— BEGIN DATA EXTRACT —

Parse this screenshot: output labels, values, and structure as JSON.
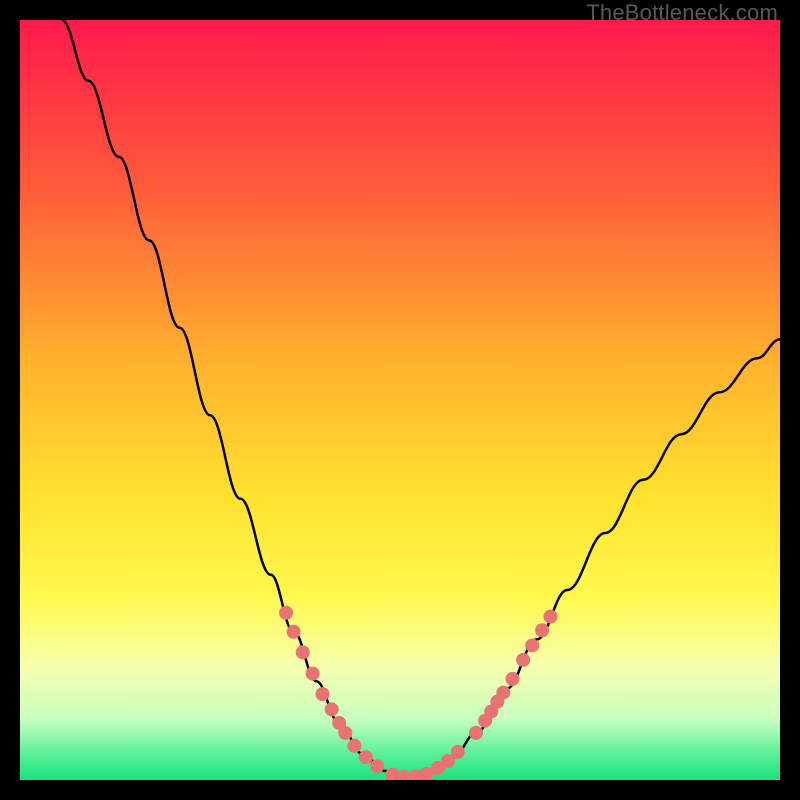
{
  "watermark": "TheBottleneck.com",
  "chart_data": {
    "type": "line",
    "title": "",
    "xlabel": "",
    "ylabel": "",
    "xlim": [
      0,
      1
    ],
    "ylim": [
      0,
      1
    ],
    "background_gradient": {
      "stops": [
        {
          "offset": 0.0,
          "color": "#ff1a4b"
        },
        {
          "offset": 0.22,
          "color": "#ff5b3a"
        },
        {
          "offset": 0.45,
          "color": "#ffb22e"
        },
        {
          "offset": 0.63,
          "color": "#ffe22e"
        },
        {
          "offset": 0.76,
          "color": "#fff94f"
        },
        {
          "offset": 0.85,
          "color": "#f6ffad"
        },
        {
          "offset": 0.92,
          "color": "#c8ffc0"
        },
        {
          "offset": 0.965,
          "color": "#5cf09a"
        },
        {
          "offset": 1.0,
          "color": "#17e27d"
        }
      ]
    },
    "series": [
      {
        "name": "bottleneck-curve",
        "color": "#000000",
        "points": [
          {
            "x": 0.055,
            "y": 1.0
          },
          {
            "x": 0.09,
            "y": 0.92
          },
          {
            "x": 0.13,
            "y": 0.82
          },
          {
            "x": 0.17,
            "y": 0.71
          },
          {
            "x": 0.21,
            "y": 0.595
          },
          {
            "x": 0.25,
            "y": 0.48
          },
          {
            "x": 0.29,
            "y": 0.37
          },
          {
            "x": 0.33,
            "y": 0.27
          },
          {
            "x": 0.36,
            "y": 0.195
          },
          {
            "x": 0.39,
            "y": 0.13
          },
          {
            "x": 0.42,
            "y": 0.075
          },
          {
            "x": 0.45,
            "y": 0.035
          },
          {
            "x": 0.48,
            "y": 0.012
          },
          {
            "x": 0.51,
            "y": 0.004
          },
          {
            "x": 0.54,
            "y": 0.01
          },
          {
            "x": 0.57,
            "y": 0.03
          },
          {
            "x": 0.6,
            "y": 0.062
          },
          {
            "x": 0.64,
            "y": 0.12
          },
          {
            "x": 0.68,
            "y": 0.185
          },
          {
            "x": 0.72,
            "y": 0.25
          },
          {
            "x": 0.77,
            "y": 0.325
          },
          {
            "x": 0.82,
            "y": 0.395
          },
          {
            "x": 0.87,
            "y": 0.455
          },
          {
            "x": 0.92,
            "y": 0.51
          },
          {
            "x": 0.97,
            "y": 0.555
          },
          {
            "x": 1.0,
            "y": 0.58
          }
        ]
      }
    ],
    "scatter": {
      "name": "marker-dots",
      "color": "#e97373",
      "radius": 7,
      "points": [
        {
          "x": 0.35,
          "y": 0.22
        },
        {
          "x": 0.36,
          "y": 0.195
        },
        {
          "x": 0.372,
          "y": 0.168
        },
        {
          "x": 0.385,
          "y": 0.14
        },
        {
          "x": 0.398,
          "y": 0.113
        },
        {
          "x": 0.41,
          "y": 0.093
        },
        {
          "x": 0.42,
          "y": 0.075
        },
        {
          "x": 0.428,
          "y": 0.062
        },
        {
          "x": 0.44,
          "y": 0.045
        },
        {
          "x": 0.455,
          "y": 0.03
        },
        {
          "x": 0.47,
          "y": 0.018
        },
        {
          "x": 0.49,
          "y": 0.007
        },
        {
          "x": 0.505,
          "y": 0.004
        },
        {
          "x": 0.52,
          "y": 0.005
        },
        {
          "x": 0.535,
          "y": 0.008
        },
        {
          "x": 0.55,
          "y": 0.016
        },
        {
          "x": 0.563,
          "y": 0.025
        },
        {
          "x": 0.576,
          "y": 0.037
        },
        {
          "x": 0.6,
          "y": 0.062
        },
        {
          "x": 0.612,
          "y": 0.078
        },
        {
          "x": 0.62,
          "y": 0.09
        },
        {
          "x": 0.628,
          "y": 0.103
        },
        {
          "x": 0.636,
          "y": 0.115
        },
        {
          "x": 0.648,
          "y": 0.133
        },
        {
          "x": 0.662,
          "y": 0.158
        },
        {
          "x": 0.674,
          "y": 0.177
        },
        {
          "x": 0.687,
          "y": 0.197
        },
        {
          "x": 0.698,
          "y": 0.215
        }
      ]
    }
  }
}
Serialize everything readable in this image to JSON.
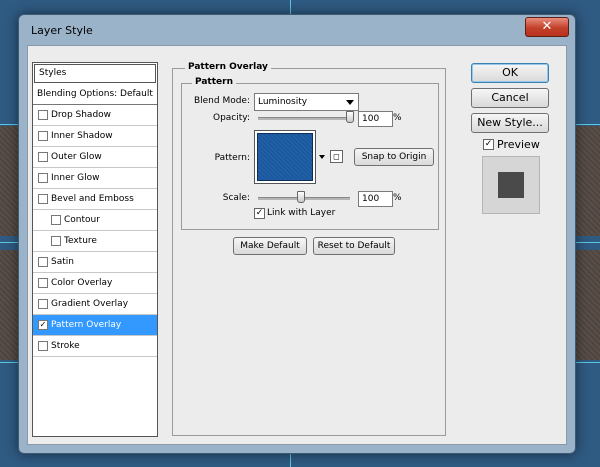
{
  "window": {
    "title": "Layer Style",
    "close_glyph": "✕"
  },
  "styles_list": {
    "header": "Styles",
    "blending_options": "Blending Options: Default",
    "items": [
      {
        "label": "Drop Shadow",
        "checked": false,
        "sub": false,
        "selected": false
      },
      {
        "label": "Inner Shadow",
        "checked": false,
        "sub": false,
        "selected": false
      },
      {
        "label": "Outer Glow",
        "checked": false,
        "sub": false,
        "selected": false
      },
      {
        "label": "Inner Glow",
        "checked": false,
        "sub": false,
        "selected": false
      },
      {
        "label": "Bevel and Emboss",
        "checked": false,
        "sub": false,
        "selected": false
      },
      {
        "label": "Contour",
        "checked": false,
        "sub": true,
        "selected": false
      },
      {
        "label": "Texture",
        "checked": false,
        "sub": true,
        "selected": false
      },
      {
        "label": "Satin",
        "checked": false,
        "sub": false,
        "selected": false
      },
      {
        "label": "Color Overlay",
        "checked": false,
        "sub": false,
        "selected": false
      },
      {
        "label": "Gradient Overlay",
        "checked": false,
        "sub": false,
        "selected": false
      },
      {
        "label": "Pattern Overlay",
        "checked": true,
        "sub": false,
        "selected": true
      },
      {
        "label": "Stroke",
        "checked": false,
        "sub": false,
        "selected": false
      }
    ]
  },
  "pattern_overlay": {
    "group_title": "Pattern Overlay",
    "subgroup_title": "Pattern",
    "blend_mode_label": "Blend Mode:",
    "blend_mode_value": "Luminosity",
    "opacity_label": "Opacity:",
    "opacity_value": "100",
    "opacity_fraction": 1.0,
    "opacity_unit": "%",
    "pattern_label": "Pattern:",
    "pattern_color": "#1d5a9f",
    "snap_to_origin": "Snap to Origin",
    "scale_label": "Scale:",
    "scale_value": "100",
    "scale_fraction": 0.1,
    "scale_unit": "%",
    "link_with_layer_label": "Link with Layer",
    "link_with_layer_checked": true,
    "make_default": "Make Default",
    "reset_to_default": "Reset to Default"
  },
  "right_panel": {
    "ok": "OK",
    "cancel": "Cancel",
    "new_style": "New Style...",
    "preview_label": "Preview",
    "preview_checked": true,
    "check_glyph": "✓"
  },
  "colors": {
    "selection": "#3399ff",
    "background_blue": "#2f5a82",
    "guide_cyan": "#5fc6e2"
  }
}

— END DATA EXTRACT —

# DESCRIPTION OF THE TASK
Output all of the data exactly as it stands, minus any images.

# EXPECTED ANSWER
Parse this screenshot: output labels, values, and structure as JSON.
{
  "watermark": "TheBottleneck.com",
  "chart_data": {
    "type": "line",
    "title": "",
    "xlabel": "",
    "ylabel": "",
    "xlim": [
      0,
      1
    ],
    "ylim": [
      0,
      1
    ],
    "background_gradient": {
      "stops": [
        {
          "offset": 0.0,
          "color": "#ff1a4b"
        },
        {
          "offset": 0.22,
          "color": "#ff5b3a"
        },
        {
          "offset": 0.45,
          "color": "#ffb22e"
        },
        {
          "offset": 0.63,
          "color": "#ffe22e"
        },
        {
          "offset": 0.76,
          "color": "#fff94f"
        },
        {
          "offset": 0.85,
          "color": "#f6ffad"
        },
        {
          "offset": 0.92,
          "color": "#c8ffc0"
        },
        {
          "offset": 0.965,
          "color": "#5cf09a"
        },
        {
          "offset": 1.0,
          "color": "#17e27d"
        }
      ]
    },
    "series": [
      {
        "name": "bottleneck-curve",
        "color": "#000000",
        "points": [
          {
            "x": 0.055,
            "y": 1.0
          },
          {
            "x": 0.09,
            "y": 0.92
          },
          {
            "x": 0.13,
            "y": 0.82
          },
          {
            "x": 0.17,
            "y": 0.71
          },
          {
            "x": 0.21,
            "y": 0.595
          },
          {
            "x": 0.25,
            "y": 0.48
          },
          {
            "x": 0.29,
            "y": 0.37
          },
          {
            "x": 0.33,
            "y": 0.27
          },
          {
            "x": 0.36,
            "y": 0.195
          },
          {
            "x": 0.39,
            "y": 0.13
          },
          {
            "x": 0.42,
            "y": 0.075
          },
          {
            "x": 0.45,
            "y": 0.035
          },
          {
            "x": 0.48,
            "y": 0.012
          },
          {
            "x": 0.51,
            "y": 0.004
          },
          {
            "x": 0.54,
            "y": 0.01
          },
          {
            "x": 0.57,
            "y": 0.03
          },
          {
            "x": 0.6,
            "y": 0.062
          },
          {
            "x": 0.64,
            "y": 0.12
          },
          {
            "x": 0.68,
            "y": 0.185
          },
          {
            "x": 0.72,
            "y": 0.25
          },
          {
            "x": 0.77,
            "y": 0.325
          },
          {
            "x": 0.82,
            "y": 0.395
          },
          {
            "x": 0.87,
            "y": 0.455
          },
          {
            "x": 0.92,
            "y": 0.51
          },
          {
            "x": 0.97,
            "y": 0.555
          },
          {
            "x": 1.0,
            "y": 0.58
          }
        ]
      }
    ],
    "scatter": {
      "name": "marker-dots",
      "color": "#e97373",
      "radius": 7,
      "points": [
        {
          "x": 0.35,
          "y": 0.22
        },
        {
          "x": 0.36,
          "y": 0.195
        },
        {
          "x": 0.372,
          "y": 0.168
        },
        {
          "x": 0.385,
          "y": 0.14
        },
        {
          "x": 0.398,
          "y": 0.113
        },
        {
          "x": 0.41,
          "y": 0.093
        },
        {
          "x": 0.42,
          "y": 0.075
        },
        {
          "x": 0.428,
          "y": 0.062
        },
        {
          "x": 0.44,
          "y": 0.045
        },
        {
          "x": 0.455,
          "y": 0.03
        },
        {
          "x": 0.47,
          "y": 0.018
        },
        {
          "x": 0.49,
          "y": 0.007
        },
        {
          "x": 0.505,
          "y": 0.004
        },
        {
          "x": 0.52,
          "y": 0.005
        },
        {
          "x": 0.535,
          "y": 0.008
        },
        {
          "x": 0.55,
          "y": 0.016
        },
        {
          "x": 0.563,
          "y": 0.025
        },
        {
          "x": 0.576,
          "y": 0.037
        },
        {
          "x": 0.6,
          "y": 0.062
        },
        {
          "x": 0.612,
          "y": 0.078
        },
        {
          "x": 0.62,
          "y": 0.09
        },
        {
          "x": 0.628,
          "y": 0.103
        },
        {
          "x": 0.636,
          "y": 0.115
        },
        {
          "x": 0.648,
          "y": 0.133
        },
        {
          "x": 0.662,
          "y": 0.158
        },
        {
          "x": 0.674,
          "y": 0.177
        },
        {
          "x": 0.687,
          "y": 0.197
        },
        {
          "x": 0.698,
          "y": 0.215
        }
      ]
    }
  }
}
Serialize everything readable in this image to JSON.
{
  "window": {
    "title": "Layer Style",
    "close_glyph": "✕"
  },
  "styles_list": {
    "header": "Styles",
    "blending_options": "Blending Options: Default",
    "items": [
      {
        "label": "Drop Shadow",
        "checked": false,
        "sub": false,
        "selected": false
      },
      {
        "label": "Inner Shadow",
        "checked": false,
        "sub": false,
        "selected": false
      },
      {
        "label": "Outer Glow",
        "checked": false,
        "sub": false,
        "selected": false
      },
      {
        "label": "Inner Glow",
        "checked": false,
        "sub": false,
        "selected": false
      },
      {
        "label": "Bevel and Emboss",
        "checked": false,
        "sub": false,
        "selected": false
      },
      {
        "label": "Contour",
        "checked": false,
        "sub": true,
        "selected": false
      },
      {
        "label": "Texture",
        "checked": false,
        "sub": true,
        "selected": false
      },
      {
        "label": "Satin",
        "checked": false,
        "sub": false,
        "selected": false
      },
      {
        "label": "Color Overlay",
        "checked": false,
        "sub": false,
        "selected": false
      },
      {
        "label": "Gradient Overlay",
        "checked": false,
        "sub": false,
        "selected": false
      },
      {
        "label": "Pattern Overlay",
        "checked": true,
        "sub": false,
        "selected": true
      },
      {
        "label": "Stroke",
        "checked": false,
        "sub": false,
        "selected": false
      }
    ]
  },
  "pattern_overlay": {
    "group_title": "Pattern Overlay",
    "subgroup_title": "Pattern",
    "blend_mode_label": "Blend Mode:",
    "blend_mode_value": "Luminosity",
    "opacity_label": "Opacity:",
    "opacity_value": "100",
    "opacity_fraction": 1.0,
    "opacity_unit": "%",
    "pattern_label": "Pattern:",
    "pattern_color": "#1d5a9f",
    "snap_to_origin": "Snap to Origin",
    "scale_label": "Scale:",
    "scale_value": "100",
    "scale_fraction": 0.1,
    "scale_unit": "%",
    "link_with_layer_label": "Link with Layer",
    "link_with_layer_checked": true,
    "make_default": "Make Default",
    "reset_to_default": "Reset to Default"
  },
  "right_panel": {
    "ok": "OK",
    "cancel": "Cancel",
    "new_style": "New Style...",
    "preview_label": "Preview",
    "preview_checked": true,
    "check_glyph": "✓"
  },
  "colors": {
    "selection": "#3399ff",
    "background_blue": "#2f5a82",
    "guide_cyan": "#5fc6e2"
  }
}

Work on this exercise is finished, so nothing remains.